--- WHAT IS EXPECTED ---
Reproduce all the entries exactly.

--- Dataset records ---
======

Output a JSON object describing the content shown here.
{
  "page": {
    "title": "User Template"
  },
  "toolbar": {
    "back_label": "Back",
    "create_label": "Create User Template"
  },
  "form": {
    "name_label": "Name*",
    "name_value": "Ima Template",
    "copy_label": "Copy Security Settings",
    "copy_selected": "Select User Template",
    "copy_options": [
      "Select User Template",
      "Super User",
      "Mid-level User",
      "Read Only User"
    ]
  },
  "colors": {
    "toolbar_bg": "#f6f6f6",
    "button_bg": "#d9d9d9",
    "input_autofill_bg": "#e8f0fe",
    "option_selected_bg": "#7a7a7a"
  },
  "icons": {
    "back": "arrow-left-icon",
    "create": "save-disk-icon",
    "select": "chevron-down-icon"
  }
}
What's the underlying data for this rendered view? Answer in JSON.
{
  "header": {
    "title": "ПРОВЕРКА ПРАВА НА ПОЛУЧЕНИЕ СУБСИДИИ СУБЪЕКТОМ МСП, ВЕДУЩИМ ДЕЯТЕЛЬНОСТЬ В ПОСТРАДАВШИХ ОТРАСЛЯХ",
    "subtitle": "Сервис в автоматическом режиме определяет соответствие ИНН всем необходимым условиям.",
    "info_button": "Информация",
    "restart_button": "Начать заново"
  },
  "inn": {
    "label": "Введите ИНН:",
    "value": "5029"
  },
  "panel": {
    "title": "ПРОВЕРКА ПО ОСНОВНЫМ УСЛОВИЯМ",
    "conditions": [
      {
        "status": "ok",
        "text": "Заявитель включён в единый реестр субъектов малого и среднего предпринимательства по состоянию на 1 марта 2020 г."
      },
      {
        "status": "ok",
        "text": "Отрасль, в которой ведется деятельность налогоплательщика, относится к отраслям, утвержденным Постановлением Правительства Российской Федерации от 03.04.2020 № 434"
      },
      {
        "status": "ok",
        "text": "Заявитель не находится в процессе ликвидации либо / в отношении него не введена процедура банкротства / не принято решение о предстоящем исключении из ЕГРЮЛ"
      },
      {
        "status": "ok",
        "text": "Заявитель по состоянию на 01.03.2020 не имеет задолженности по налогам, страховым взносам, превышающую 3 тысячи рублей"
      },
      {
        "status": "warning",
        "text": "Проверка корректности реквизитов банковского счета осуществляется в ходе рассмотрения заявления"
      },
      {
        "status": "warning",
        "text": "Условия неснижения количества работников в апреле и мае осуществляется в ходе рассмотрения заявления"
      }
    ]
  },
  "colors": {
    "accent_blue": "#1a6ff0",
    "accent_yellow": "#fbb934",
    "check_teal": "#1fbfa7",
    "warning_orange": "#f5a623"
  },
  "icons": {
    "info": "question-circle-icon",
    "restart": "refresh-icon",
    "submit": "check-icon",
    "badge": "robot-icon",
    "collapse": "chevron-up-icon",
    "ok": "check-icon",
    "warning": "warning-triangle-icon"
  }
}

======

--- SOLUTION TO THIS TASK ---
Output a JSON object describing the content shown here.
{
  "page": {
    "title": "User Template"
  },
  "toolbar": {
    "back_label": "Back",
    "create_label": "Create User Template"
  },
  "form": {
    "name_label": "Name*",
    "name_value": "Ima Template",
    "copy_label": "Copy Security Settings",
    "copy_selected": "Select User Template",
    "copy_options": [
      "Select User Template",
      "Super User",
      "Mid-level User",
      "Read Only User"
    ]
  },
  "colors": {
    "toolbar_bg": "#f6f6f6",
    "button_bg": "#d9d9d9",
    "input_autofill_bg": "#e8f0fe",
    "option_selected_bg": "#7a7a7a"
  },
  "icons": {
    "back": "arrow-left-icon",
    "create": "save-disk-icon",
    "select": "chevron-down-icon"
  }
}
What's the underlying data for this rendered view? Answer in JSON.
{
  "header": {
    "title": "ПРОВЕРКА ПРАВА НА ПОЛУЧЕНИЕ СУБСИДИИ СУБЪЕКТОМ МСП, ВЕДУЩИМ ДЕЯТЕЛЬНОСТЬ В ПОСТРАДАВШИХ ОТРАСЛЯХ",
    "subtitle": "Сервис в автоматическом режиме определяет соответствие ИНН всем необходимым условиям.",
    "info_button": "Информация",
    "restart_button": "Начать заново"
  },
  "inn": {
    "label": "Введите ИНН:",
    "value": "5029"
  },
  "panel": {
    "title": "ПРОВЕРКА ПО ОСНОВНЫМ УСЛОВИЯМ",
    "conditions": [
      {
        "status": "ok",
        "text": "Заявитель включён в единый реестр субъектов малого и среднего предпринимательства по состоянию на 1 марта 2020 г."
      },
      {
        "status": "ok",
        "text": "Отрасль, в которой ведется деятельность налогоплательщика, относится к отраслям, утвержденным Постановлением Правительства Российской Федерации от 03.04.2020 № 434"
      },
      {
        "status": "ok",
        "text": "Заявитель не находится в процессе ликвидации либо / в отношении него не введена процедура банкротства / не принято решение о предстоящем исключении из ЕГРЮЛ"
      },
      {
        "status": "ok",
        "text": "Заявитель по состоянию на 01.03.2020 не имеет задолженности по налогам, страховым взносам, превышающую 3 тысячи рублей"
      },
      {
        "status": "warning",
        "text": "Проверка корректности реквизитов банковского счета осуществляется в ходе рассмотрения заявления"
      },
      {
        "status": "warning",
        "text": "Условия неснижения количества работников в апреле и мае осуществляется в ходе рассмотрения заявления"
      }
    ]
  },
  "colors": {
    "accent_blue": "#1a6ff0",
    "accent_yellow": "#fbb934",
    "check_teal": "#1fbfa7",
    "warning_orange": "#f5a623"
  },
  "icons": {
    "info": "question-circle-icon",
    "restart": "refresh-icon",
    "submit": "check-icon",
    "badge": "robot-icon",
    "collapse": "chevron-up-icon",
    "ok": "check-icon",
    "warning": "warning-triangle-icon"
  }
}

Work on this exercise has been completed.